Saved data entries
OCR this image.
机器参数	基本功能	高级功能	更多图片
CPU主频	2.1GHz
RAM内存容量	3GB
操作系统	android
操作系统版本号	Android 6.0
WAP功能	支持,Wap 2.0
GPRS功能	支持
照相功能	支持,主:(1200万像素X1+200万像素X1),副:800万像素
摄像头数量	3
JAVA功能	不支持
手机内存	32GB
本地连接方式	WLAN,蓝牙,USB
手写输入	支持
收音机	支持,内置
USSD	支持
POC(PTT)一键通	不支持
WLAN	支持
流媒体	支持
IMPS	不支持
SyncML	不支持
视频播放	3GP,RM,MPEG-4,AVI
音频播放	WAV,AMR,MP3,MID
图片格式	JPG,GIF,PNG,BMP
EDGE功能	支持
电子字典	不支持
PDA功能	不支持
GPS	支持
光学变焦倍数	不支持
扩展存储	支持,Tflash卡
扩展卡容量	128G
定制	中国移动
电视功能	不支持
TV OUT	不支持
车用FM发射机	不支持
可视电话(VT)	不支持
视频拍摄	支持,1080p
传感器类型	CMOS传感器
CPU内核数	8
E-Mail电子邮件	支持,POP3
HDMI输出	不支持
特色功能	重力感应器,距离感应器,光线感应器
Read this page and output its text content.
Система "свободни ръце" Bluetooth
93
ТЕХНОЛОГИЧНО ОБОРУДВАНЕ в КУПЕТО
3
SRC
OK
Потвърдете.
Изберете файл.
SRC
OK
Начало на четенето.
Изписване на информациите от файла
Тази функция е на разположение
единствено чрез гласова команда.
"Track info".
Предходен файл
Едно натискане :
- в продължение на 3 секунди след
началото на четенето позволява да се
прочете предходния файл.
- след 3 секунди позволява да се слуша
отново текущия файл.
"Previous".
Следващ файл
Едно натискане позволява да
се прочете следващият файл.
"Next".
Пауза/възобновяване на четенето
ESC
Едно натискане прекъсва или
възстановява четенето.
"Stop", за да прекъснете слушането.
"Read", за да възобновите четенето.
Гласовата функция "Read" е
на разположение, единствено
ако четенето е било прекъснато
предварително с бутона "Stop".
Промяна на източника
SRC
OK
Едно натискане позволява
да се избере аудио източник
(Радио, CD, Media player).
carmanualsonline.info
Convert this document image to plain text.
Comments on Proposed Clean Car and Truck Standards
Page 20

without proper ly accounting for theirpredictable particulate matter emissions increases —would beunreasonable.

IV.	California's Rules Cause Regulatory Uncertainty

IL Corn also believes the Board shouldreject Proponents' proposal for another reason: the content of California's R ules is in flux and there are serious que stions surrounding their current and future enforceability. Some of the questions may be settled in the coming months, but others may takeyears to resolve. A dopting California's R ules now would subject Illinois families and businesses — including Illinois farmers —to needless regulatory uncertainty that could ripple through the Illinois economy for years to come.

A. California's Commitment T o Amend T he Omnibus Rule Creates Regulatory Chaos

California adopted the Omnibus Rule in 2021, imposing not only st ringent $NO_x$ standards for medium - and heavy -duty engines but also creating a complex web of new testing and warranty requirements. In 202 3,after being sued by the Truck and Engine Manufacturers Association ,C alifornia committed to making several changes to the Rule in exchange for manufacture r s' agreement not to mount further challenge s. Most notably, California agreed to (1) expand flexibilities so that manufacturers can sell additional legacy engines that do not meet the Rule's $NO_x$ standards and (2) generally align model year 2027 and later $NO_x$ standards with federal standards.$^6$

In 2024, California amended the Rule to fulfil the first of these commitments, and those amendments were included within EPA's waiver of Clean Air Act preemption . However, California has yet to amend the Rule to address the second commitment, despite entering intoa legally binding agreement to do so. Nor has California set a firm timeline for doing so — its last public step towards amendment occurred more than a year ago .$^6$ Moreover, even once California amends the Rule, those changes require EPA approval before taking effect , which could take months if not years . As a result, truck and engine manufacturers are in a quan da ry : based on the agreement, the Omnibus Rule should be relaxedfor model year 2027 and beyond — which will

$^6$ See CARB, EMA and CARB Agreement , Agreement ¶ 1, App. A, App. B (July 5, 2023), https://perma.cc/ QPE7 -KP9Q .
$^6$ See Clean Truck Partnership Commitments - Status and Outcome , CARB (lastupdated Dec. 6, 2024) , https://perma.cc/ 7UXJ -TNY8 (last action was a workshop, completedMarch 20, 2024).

EXERCISE AIM
Reproduce the listing above word for word.

THE OUTPUT
OCR this image.
机器参数	基本功能	高级功能	更多图片
CPU主频	2.1GHz
RAM内存容量	3GB
操作系统	android
操作系统版本号	Android 6.0
WAP功能	支持,Wap 2.0
GPRS功能	支持
照相功能	支持,主:(1200万像素X1+200万像素X1),副:800万像素
摄像头数量	3
JAVA功能	不支持
手机内存	32GB
本地连接方式	WLAN,蓝牙,USB
手写输入	支持
收音机	支持,内置
USSD	支持
POC(PTT)一键通	不支持
WLAN	支持
流媒体	支持
IMPS	不支持
SyncML	不支持
视频播放	3GP,RM,MPEG-4,AVI
音频播放	WAV,AMR,MP3,MID
图片格式	JPG,GIF,PNG,BMP
EDGE功能	支持
电子字典	不支持
PDA功能	不支持
GPS	支持
光学变焦倍数	不支持
扩展存储	支持,Tflash卡
扩展卡容量	128G
定制	中国移动
电视功能	不支持
TV OUT	不支持
车用FM发射机	不支持
可视电话(VT)	不支持
视频拍摄	支持,1080p
传感器类型	CMOS传感器
CPU内核数	8
E-Mail电子邮件	支持,POP3
HDMI输出	不支持
特色功能	重力感应器,距离感应器,光线感应器
Read this page and output its text content.
Система "свободни ръце" Bluetooth
93
ТЕХНОЛОГИЧНО ОБОРУДВАНЕ в КУПЕТО
3
SRC
OK
Потвърдете.
Изберете файл.
SRC
OK
Начало на четенето.
Изписване на информациите от файла
Тази функция е на разположение
единствено чрез гласова команда.
"Track info".
Предходен файл
Едно натискане :
- в продължение на 3 секунди след
началото на четенето позволява да се
прочете предходния файл.
- след 3 секунди позволява да се слуша
отново текущия файл.
"Previous".
Следващ файл
Едно натискане позволява да
се прочете следващият файл.
"Next".
Пауза/възобновяване на четенето
ESC
Едно натискане прекъсва или
възстановява четенето.
"Stop", за да прекъснете слушането.
"Read", за да възобновите четенето.
Гласовата функция "Read" е
на разположение, единствено
ако четенето е било прекъснато
предварително с бутона "Stop".
Промяна на източника
SRC
OK
Едно натискане позволява
да се избере аудио източник
(Радио, CD, Media player).
carmanualsonline.info
Convert this document image to plain text.
Comments on Proposed Clean Car and Truck Standards
Page 20

without proper ly accounting for theirpredictable particulate matter emissions increases —would beunreasonable.

IV.	California's Rules Cause Regulatory Uncertainty

IL Corn also believes the Board shouldreject Proponents' proposal for another reason: the content of California's R ules is in flux and there are serious que stions surrounding their current and future enforceability. Some of the questions may be settled in the coming months, but others may takeyears to resolve. A dopting California's R ules now would subject Illinois families and businesses — including Illinois farmers —to needless regulatory uncertainty that could ripple through the Illinois economy for years to come.

A. California's Commitment T o Amend T he Omnibus Rule Creates Regulatory Chaos

California adopted the Omnibus Rule in 2021, imposing not only st ringent $NO_x$ standards for medium - and heavy -duty engines but also creating a complex web of new testing and warranty requirements. In 202 3,after being sued by the Truck and Engine Manufacturers Association ,C alifornia committed to making several changes to the Rule in exchange for manufacture r s' agreement not to mount further challenge s. Most notably, California agreed to (1) expand flexibilities so that manufacturers can sell additional legacy engines that do not meet the Rule's $NO_x$ standards and (2) generally align model year 2027 and later $NO_x$ standards with federal standards.$^6$

In 2024, California amended the Rule to fulfil the first of these commitments, and those amendments were included within EPA's waiver of Clean Air Act preemption . However, California has yet to amend the Rule to address the second commitment, despite entering intoa legally binding agreement to do so. Nor has California set a firm timeline for doing so — its last public step towards amendment occurred more than a year ago .$^6$ Moreover, even once California amends the Rule, those changes require EPA approval before taking effect , which could take months if not years . As a result, truck and engine manufacturers are in a quan da ry : based on the agreement, the Omnibus Rule should be relaxedfor model year 2027 and beyond — which will

$^6$ See CARB, EMA and CARB Agreement , Agreement ¶ 1, App. A, App. B (July 5, 2023), https://perma.cc/ QPE7 -KP9Q .
$^6$ See Clean Truck Partnership Commitments - Status and Outcome , CARB (lastupdated Dec. 6, 2024) , https://perma.cc/ 7UXJ -TNY8 (last action was a workshop, completedMarch 20, 2024).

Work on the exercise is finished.